Scan the material and copy every line in which "segments" appears.

── Data section

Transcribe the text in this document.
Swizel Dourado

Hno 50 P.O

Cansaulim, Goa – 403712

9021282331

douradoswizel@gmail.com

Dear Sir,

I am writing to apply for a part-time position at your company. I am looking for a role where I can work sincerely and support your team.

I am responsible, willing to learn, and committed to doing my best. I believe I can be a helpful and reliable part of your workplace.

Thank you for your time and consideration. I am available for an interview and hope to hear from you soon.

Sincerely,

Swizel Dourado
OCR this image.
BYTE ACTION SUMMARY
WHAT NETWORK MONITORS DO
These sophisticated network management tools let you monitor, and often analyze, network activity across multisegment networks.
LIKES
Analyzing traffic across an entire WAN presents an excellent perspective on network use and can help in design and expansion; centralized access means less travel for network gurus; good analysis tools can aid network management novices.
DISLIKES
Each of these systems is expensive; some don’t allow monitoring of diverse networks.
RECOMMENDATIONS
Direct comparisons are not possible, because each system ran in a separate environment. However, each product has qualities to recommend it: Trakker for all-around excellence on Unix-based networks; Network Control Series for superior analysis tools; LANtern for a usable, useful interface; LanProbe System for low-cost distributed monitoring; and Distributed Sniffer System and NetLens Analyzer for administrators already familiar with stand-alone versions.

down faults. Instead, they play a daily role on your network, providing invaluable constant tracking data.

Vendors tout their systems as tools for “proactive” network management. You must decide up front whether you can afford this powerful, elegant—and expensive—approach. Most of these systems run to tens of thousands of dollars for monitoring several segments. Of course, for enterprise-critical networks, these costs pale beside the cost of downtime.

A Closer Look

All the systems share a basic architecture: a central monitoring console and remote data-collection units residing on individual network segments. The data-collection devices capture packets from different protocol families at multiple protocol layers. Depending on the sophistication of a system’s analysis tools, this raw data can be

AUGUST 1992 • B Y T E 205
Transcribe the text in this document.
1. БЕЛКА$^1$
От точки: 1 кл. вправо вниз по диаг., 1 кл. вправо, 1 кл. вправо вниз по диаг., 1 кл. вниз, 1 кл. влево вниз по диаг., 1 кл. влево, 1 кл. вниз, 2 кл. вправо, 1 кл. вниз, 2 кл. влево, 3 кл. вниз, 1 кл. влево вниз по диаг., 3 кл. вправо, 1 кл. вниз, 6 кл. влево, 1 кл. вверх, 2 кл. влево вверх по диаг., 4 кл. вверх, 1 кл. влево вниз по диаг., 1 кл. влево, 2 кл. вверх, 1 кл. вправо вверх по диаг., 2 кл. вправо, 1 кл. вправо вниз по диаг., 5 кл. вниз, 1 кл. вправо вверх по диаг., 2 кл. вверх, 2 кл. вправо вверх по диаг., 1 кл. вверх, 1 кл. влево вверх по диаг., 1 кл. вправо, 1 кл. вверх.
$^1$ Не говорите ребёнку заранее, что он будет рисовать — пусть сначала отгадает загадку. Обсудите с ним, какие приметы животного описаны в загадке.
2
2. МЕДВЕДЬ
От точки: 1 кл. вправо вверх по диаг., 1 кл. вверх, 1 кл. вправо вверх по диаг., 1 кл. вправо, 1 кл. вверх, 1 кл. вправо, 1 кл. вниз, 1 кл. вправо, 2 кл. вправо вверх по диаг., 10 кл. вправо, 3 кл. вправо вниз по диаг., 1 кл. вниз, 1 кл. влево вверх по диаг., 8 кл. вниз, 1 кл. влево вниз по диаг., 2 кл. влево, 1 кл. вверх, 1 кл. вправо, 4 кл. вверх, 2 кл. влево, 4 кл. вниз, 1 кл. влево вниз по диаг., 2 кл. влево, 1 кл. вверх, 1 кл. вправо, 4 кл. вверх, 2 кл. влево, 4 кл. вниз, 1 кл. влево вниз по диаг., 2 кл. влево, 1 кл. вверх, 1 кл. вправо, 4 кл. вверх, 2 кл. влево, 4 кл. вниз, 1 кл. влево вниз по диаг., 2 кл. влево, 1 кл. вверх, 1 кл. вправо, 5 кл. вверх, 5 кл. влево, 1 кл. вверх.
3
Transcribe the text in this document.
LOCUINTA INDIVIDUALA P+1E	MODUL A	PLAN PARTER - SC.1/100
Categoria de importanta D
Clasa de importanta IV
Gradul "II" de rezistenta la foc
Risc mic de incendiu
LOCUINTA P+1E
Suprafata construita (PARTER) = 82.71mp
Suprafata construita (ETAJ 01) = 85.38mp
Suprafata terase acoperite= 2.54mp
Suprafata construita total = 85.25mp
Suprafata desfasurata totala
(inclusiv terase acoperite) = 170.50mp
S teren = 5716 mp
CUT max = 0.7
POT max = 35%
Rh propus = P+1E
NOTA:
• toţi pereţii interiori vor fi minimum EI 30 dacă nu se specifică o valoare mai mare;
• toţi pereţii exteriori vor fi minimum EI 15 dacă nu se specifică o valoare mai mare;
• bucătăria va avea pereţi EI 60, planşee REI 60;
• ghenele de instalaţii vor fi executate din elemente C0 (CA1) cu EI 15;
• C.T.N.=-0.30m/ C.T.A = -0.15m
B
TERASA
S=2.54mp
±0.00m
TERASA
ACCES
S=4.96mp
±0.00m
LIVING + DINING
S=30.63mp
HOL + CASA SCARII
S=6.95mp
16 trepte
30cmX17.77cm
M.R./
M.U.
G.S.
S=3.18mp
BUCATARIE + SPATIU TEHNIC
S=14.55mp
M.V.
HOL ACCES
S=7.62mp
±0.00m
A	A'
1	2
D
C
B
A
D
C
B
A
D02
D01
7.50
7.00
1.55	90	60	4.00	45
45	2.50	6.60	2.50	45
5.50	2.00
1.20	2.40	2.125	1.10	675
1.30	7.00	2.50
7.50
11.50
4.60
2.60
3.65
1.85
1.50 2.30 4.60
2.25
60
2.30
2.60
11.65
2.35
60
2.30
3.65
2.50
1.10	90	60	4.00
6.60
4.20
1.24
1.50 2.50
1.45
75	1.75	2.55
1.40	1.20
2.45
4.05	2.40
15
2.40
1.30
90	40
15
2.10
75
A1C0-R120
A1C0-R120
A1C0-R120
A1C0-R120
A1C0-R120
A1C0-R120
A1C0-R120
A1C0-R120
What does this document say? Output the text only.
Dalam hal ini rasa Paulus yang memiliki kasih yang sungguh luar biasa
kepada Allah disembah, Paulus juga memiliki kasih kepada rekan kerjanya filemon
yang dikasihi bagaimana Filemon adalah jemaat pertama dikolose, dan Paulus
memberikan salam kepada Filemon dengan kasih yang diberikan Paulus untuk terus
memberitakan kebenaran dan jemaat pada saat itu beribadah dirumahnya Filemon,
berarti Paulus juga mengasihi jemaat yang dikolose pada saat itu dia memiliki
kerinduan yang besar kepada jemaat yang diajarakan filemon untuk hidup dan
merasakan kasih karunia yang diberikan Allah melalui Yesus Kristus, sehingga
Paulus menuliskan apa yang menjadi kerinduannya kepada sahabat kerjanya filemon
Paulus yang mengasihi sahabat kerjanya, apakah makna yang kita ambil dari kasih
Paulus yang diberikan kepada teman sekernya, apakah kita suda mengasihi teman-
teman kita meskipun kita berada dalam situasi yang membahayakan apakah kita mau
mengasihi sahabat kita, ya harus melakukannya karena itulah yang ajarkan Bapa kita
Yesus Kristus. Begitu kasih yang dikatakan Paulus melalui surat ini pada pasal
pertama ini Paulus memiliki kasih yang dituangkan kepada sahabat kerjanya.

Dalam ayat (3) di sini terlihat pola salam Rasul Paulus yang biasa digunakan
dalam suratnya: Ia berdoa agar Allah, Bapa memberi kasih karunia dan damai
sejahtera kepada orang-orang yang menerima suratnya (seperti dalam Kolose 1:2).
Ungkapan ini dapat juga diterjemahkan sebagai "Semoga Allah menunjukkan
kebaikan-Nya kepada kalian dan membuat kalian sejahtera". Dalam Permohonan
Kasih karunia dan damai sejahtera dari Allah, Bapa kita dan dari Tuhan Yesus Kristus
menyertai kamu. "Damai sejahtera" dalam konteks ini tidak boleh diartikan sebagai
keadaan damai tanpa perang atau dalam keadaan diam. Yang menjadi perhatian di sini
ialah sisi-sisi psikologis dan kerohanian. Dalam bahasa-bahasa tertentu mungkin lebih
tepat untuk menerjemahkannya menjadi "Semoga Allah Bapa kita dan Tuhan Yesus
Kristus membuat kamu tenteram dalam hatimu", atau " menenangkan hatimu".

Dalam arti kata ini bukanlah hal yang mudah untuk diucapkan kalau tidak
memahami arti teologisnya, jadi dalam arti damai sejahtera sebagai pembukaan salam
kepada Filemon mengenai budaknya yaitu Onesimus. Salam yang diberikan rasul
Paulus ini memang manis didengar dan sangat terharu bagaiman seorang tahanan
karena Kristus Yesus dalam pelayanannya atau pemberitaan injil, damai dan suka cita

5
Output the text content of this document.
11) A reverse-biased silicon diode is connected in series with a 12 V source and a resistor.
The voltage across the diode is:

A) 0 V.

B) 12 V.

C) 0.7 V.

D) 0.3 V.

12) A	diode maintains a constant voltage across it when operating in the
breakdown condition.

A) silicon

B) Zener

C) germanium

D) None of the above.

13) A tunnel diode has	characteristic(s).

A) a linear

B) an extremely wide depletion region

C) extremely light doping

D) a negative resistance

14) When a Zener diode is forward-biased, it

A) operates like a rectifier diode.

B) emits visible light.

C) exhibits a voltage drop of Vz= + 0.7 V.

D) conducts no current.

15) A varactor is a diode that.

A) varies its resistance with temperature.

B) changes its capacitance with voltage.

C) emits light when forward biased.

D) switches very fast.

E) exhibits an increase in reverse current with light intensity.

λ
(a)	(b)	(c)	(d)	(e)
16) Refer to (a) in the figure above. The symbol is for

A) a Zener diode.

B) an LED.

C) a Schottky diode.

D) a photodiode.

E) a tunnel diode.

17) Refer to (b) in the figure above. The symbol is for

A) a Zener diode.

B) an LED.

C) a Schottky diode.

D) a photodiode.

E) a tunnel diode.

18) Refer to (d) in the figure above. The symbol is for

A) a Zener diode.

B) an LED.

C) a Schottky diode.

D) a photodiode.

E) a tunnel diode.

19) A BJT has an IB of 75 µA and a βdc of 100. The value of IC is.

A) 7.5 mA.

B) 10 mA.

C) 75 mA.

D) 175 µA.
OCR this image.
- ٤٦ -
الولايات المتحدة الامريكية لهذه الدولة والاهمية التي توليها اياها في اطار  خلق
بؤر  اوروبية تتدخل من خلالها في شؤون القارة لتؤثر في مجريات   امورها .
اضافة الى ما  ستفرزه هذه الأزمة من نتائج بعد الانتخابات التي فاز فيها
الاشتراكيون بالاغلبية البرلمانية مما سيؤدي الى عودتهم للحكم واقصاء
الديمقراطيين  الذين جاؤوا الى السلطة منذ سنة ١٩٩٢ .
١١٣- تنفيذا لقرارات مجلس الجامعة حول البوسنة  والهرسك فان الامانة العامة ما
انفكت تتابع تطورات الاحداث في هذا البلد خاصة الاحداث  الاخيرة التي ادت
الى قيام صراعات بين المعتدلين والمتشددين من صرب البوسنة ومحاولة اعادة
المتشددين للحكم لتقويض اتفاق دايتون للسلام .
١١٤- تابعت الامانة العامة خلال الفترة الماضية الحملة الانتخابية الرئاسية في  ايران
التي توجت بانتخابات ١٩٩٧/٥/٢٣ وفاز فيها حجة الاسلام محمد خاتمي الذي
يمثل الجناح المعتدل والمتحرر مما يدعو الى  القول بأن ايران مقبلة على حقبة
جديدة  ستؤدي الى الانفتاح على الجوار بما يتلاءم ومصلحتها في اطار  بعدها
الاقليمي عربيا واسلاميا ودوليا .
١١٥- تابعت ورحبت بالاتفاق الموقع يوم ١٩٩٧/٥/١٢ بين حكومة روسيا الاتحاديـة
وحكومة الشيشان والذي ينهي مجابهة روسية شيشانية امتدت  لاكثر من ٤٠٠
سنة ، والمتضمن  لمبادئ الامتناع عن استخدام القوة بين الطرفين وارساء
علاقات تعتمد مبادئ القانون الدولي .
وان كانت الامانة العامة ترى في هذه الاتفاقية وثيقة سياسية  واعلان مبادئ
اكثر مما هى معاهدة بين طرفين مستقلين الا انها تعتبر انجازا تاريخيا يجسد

────

= Task result =
Vendors tout their systems as tools for “proactive” network management. You must decide up front whether you can afford this powerful, elegant—and expensive—approach. Most of these systems run to tens of thousands of dollars for monitoring several segments. Of course, for enterprise-critical networks, these costs pale beside the cost of downtime.
All the systems share a basic architecture: a central monitoring console and remote data-collection units residing on individual network segments. The data-collection devices capture packets from different protocol families at multiple protocol layers. Depending on the sophistication of a system’s analysis tools, this raw data can be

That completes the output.